---------- Stored records

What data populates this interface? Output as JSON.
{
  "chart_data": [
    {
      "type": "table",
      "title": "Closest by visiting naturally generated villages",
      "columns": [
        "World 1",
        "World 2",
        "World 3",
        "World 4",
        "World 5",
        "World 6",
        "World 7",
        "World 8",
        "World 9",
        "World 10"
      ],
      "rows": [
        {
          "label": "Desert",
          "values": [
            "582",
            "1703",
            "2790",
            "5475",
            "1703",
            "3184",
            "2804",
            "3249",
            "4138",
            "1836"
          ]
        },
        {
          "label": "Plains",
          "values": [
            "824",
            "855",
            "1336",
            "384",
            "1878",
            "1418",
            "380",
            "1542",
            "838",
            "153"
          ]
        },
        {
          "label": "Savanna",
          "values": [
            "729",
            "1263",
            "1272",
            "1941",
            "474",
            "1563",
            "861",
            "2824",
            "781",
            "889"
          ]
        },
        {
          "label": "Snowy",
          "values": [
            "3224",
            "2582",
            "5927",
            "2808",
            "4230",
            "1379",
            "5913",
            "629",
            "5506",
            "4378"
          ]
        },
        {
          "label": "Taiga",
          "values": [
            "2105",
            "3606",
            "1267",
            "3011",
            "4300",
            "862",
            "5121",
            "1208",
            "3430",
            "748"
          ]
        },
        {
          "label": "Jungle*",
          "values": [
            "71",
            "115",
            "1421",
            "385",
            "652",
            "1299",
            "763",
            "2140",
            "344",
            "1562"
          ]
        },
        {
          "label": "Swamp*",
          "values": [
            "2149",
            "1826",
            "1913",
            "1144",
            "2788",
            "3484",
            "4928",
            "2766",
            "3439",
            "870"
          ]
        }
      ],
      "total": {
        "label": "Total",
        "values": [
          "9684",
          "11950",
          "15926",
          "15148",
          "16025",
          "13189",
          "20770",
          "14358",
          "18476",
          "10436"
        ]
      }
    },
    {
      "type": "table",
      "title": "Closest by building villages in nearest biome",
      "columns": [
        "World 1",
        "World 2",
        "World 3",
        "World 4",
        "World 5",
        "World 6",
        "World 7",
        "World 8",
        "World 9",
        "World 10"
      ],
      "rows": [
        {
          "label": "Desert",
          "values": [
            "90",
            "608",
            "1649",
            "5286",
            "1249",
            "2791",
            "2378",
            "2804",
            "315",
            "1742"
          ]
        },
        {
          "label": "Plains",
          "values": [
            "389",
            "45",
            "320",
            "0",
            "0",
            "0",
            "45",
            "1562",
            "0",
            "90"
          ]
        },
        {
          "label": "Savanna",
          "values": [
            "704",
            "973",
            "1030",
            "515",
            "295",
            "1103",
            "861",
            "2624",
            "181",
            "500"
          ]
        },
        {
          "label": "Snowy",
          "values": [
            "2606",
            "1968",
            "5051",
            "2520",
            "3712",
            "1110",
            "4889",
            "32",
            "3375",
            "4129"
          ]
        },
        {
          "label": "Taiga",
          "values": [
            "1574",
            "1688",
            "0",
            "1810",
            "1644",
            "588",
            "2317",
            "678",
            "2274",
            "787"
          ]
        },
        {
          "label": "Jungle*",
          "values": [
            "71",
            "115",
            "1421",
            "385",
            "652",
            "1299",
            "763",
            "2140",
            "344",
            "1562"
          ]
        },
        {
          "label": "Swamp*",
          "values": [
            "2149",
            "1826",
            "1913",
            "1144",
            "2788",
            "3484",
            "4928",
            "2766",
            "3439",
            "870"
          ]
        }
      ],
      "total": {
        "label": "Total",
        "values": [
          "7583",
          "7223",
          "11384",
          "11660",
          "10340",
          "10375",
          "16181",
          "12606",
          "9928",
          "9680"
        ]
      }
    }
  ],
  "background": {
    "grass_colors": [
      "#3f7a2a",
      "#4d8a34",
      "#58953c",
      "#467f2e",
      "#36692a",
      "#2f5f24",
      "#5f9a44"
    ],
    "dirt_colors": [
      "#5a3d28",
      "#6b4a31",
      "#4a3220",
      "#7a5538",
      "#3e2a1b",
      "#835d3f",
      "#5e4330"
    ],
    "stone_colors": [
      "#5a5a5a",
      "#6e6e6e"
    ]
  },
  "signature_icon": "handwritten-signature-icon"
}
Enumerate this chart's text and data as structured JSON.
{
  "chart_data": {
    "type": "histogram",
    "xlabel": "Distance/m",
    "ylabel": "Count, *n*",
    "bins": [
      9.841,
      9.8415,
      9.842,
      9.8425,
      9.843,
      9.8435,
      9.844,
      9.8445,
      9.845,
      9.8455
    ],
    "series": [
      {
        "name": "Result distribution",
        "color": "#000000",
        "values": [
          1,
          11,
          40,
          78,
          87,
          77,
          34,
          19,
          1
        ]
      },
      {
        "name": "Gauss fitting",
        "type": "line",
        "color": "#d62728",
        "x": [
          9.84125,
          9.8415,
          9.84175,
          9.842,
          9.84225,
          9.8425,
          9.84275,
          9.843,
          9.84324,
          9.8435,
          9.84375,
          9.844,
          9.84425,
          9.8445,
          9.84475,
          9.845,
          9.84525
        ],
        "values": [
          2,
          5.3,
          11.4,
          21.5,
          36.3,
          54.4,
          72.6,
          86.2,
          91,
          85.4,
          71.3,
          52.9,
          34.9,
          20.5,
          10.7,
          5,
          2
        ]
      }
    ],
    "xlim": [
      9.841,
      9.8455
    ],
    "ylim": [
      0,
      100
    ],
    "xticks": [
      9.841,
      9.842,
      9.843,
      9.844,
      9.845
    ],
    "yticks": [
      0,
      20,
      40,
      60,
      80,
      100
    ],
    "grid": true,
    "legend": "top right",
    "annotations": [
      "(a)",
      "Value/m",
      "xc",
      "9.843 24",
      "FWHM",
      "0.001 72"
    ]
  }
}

--------------------

Search the data above for the string "this" and return every line that has it.

__Exercise answer__
What data populates this interface? Output as JSON.
Enumerate this chart's text and data as structured JSON.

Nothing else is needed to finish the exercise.